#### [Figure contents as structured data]
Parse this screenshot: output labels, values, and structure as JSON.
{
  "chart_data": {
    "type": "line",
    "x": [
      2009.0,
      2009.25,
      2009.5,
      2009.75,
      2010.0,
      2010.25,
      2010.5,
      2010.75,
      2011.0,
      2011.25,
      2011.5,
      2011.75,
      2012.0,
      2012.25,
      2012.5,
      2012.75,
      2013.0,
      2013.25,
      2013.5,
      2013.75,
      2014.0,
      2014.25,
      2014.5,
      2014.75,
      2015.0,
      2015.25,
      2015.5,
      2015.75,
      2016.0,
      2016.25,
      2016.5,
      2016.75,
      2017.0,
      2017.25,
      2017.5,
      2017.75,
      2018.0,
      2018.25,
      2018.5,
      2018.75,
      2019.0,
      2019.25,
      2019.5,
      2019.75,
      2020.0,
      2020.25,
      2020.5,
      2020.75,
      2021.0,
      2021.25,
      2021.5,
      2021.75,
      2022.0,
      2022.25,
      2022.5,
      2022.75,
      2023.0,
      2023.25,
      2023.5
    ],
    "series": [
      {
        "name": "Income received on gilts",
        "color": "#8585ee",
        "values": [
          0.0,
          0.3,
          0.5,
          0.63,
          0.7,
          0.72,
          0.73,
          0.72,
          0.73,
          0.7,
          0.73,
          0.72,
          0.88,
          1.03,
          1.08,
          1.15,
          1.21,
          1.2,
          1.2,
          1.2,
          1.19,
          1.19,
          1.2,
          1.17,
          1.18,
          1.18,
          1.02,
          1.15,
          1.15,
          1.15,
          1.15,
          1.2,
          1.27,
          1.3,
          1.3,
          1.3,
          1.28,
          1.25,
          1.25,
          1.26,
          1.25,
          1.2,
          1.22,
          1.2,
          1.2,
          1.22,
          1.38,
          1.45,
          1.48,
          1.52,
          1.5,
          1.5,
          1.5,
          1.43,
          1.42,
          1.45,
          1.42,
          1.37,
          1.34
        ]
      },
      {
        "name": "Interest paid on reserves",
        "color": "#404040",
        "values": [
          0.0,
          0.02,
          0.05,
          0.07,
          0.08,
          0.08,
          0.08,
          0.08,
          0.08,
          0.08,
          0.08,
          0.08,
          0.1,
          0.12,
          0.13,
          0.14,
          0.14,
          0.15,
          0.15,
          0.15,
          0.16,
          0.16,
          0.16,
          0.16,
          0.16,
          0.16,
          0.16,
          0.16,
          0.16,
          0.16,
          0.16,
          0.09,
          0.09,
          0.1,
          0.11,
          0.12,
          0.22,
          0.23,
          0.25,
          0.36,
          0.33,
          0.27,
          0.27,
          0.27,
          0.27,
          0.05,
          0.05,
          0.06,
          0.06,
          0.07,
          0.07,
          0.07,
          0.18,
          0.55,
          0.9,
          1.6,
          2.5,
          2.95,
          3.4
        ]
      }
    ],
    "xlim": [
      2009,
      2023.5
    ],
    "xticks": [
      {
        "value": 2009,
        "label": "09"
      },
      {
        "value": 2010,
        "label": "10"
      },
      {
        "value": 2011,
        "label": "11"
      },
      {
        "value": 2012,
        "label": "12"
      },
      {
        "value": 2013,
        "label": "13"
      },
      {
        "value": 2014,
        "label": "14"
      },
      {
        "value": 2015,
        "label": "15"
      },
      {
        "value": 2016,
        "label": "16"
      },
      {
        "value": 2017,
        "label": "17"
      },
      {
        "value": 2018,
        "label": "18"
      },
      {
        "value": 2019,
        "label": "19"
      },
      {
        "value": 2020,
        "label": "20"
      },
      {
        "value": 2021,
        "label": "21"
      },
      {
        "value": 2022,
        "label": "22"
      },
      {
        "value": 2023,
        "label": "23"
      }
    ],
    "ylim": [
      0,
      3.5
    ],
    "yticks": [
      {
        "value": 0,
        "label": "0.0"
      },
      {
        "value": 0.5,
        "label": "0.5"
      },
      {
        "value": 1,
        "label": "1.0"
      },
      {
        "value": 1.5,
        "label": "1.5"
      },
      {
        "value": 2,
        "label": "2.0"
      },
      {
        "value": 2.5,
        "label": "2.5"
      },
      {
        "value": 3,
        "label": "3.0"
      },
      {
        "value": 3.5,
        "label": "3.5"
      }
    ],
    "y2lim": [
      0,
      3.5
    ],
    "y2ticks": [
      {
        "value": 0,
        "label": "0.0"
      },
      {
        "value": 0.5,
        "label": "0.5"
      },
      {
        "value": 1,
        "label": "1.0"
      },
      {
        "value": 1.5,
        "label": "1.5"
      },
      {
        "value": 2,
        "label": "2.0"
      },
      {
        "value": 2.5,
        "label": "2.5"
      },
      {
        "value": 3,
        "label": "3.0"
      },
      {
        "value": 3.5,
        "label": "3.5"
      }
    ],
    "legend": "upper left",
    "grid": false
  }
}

#### [Written exercise]
Go through the material above line by line and copy it exactly.

#### [Response to the task]
Parse this screenshot: output labels, values, and structure as JSON.
{
  "chart_data": {
    "type": "line",
    "x": [
      2009.0,
      2009.25,
      2009.5,
      2009.75,
      2010.0,
      2010.25,
      2010.5,
      2010.75,
      2011.0,
      2011.25,
      2011.5,
      2011.75,
      2012.0,
      2012.25,
      2012.5,
      2012.75,
      2013.0,
      2013.25,
      2013.5,
      2013.75,
      2014.0,
      2014.25,
      2014.5,
      2014.75,
      2015.0,
      2015.25,
      2015.5,
      2015.75,
      2016.0,
      2016.25,
      2016.5,
      2016.75,
      2017.0,
      2017.25,
      2017.5,
      2017.75,
      2018.0,
      2018.25,
      2018.5,
      2018.75,
      2019.0,
      2019.25,
      2019.5,
      2019.75,
      2020.0,
      2020.25,
      2020.5,
      2020.75,
      2021.0,
      2021.25,
      2021.5,
      2021.75,
      2022.0,
      2022.25,
      2022.5,
      2022.75,
      2023.0,
      2023.25,
      2023.5
    ],
    "series": [
      {
        "name": "Income received on gilts",
        "color": "#8585ee",
        "values": [
          0.0,
          0.3,
          0.5,
          0.63,
          0.7,
          0.72,
          0.73,
          0.72,
          0.73,
          0.7,
          0.73,
          0.72,
          0.88,
          1.03,
          1.08,
          1.15,
          1.21,
          1.2,
          1.2,
          1.2,
          1.19,
          1.19,
          1.2,
          1.17,
          1.18,
          1.18,
          1.02,
          1.15,
          1.15,
          1.15,
          1.15,
          1.2,
          1.27,
          1.3,
          1.3,
          1.3,
          1.28,
          1.25,
          1.25,
          1.26,
          1.25,
          1.2,
          1.22,
          1.2,
          1.2,
          1.22,
          1.38,
          1.45,
          1.48,
          1.52,
          1.5,
          1.5,
          1.5,
          1.43,
          1.42,
          1.45,
          1.42,
          1.37,
          1.34
        ]
      },
      {
        "name": "Interest paid on reserves",
        "color": "#404040",
        "values": [
          0.0,
          0.02,
          0.05,
          0.07,
          0.08,
          0.08,
          0.08,
          0.08,
          0.08,
          0.08,
          0.08,
          0.08,
          0.1,
          0.12,
          0.13,
          0.14,
          0.14,
          0.15,
          0.15,
          0.15,
          0.16,
          0.16,
          0.16,
          0.16,
          0.16,
          0.16,
          0.16,
          0.16,
          0.16,
          0.16,
          0.16,
          0.09,
          0.09,
          0.1,
          0.11,
          0.12,
          0.22,
          0.23,
          0.25,
          0.36,
          0.33,
          0.27,
          0.27,
          0.27,
          0.27,
          0.05,
          0.05,
          0.06,
          0.06,
          0.07,
          0.07,
          0.07,
          0.18,
          0.55,
          0.9,
          1.6,
          2.5,
          2.95,
          3.4
        ]
      }
    ],
    "xlim": [
      2009,
      2023.5
    ],
    "xticks": [
      {
        "value": 2009,
        "label": "09"
      },
      {
        "value": 2010,
        "label": "10"
      },
      {
        "value": 2011,
        "label": "11"
      },
      {
        "value": 2012,
        "label": "12"
      },
      {
        "value": 2013,
        "label": "13"
      },
      {
        "value": 2014,
        "label": "14"
      },
      {
        "value": 2015,
        "label": "15"
      },
      {
        "value": 2016,
        "label": "16"
      },
      {
        "value": 2017,
        "label": "17"
      },
      {
        "value": 2018,
        "label": "18"
      },
      {
        "value": 2019,
        "label": "19"
      },
      {
        "value": 2020,
        "label": "20"
      },
      {
        "value": 2021,
        "label": "21"
      },
      {
        "value": 2022,
        "label": "22"
      },
      {
        "value": 2023,
        "label": "23"
      }
    ],
    "ylim": [
      0,
      3.5
    ],
    "yticks": [
      {
        "value": 0,
        "label": "0.0"
      },
      {
        "value": 0.5,
        "label": "0.5"
      },
      {
        "value": 1,
        "label": "1.0"
      },
      {
        "value": 1.5,
        "label": "1.5"
      },
      {
        "value": 2,
        "label": "2.0"
      },
      {
        "value": 2.5,
        "label": "2.5"
      },
      {
        "value": 3,
        "label": "3.0"
      },
      {
        "value": 3.5,
        "label": "3.5"
      }
    ],
    "y2lim": [
      0,
      3.5
    ],
    "y2ticks": [
      {
        "value": 0,
        "label": "0.0"
      },
      {
        "value": 0.5,
        "label": "0.5"
      },
      {
        "value": 1,
        "label": "1.0"
      },
      {
        "value": 1.5,
        "label": "1.5"
      },
      {
        "value": 2,
        "label": "2.0"
      },
      {
        "value": 2.5,
        "label": "2.5"
      },
      {
        "value": 3,
        "label": "3.0"
      },
      {
        "value": 3.5,
        "label": "3.5"
      }
    ],
    "legend": "upper left",
    "grid": false
  }
}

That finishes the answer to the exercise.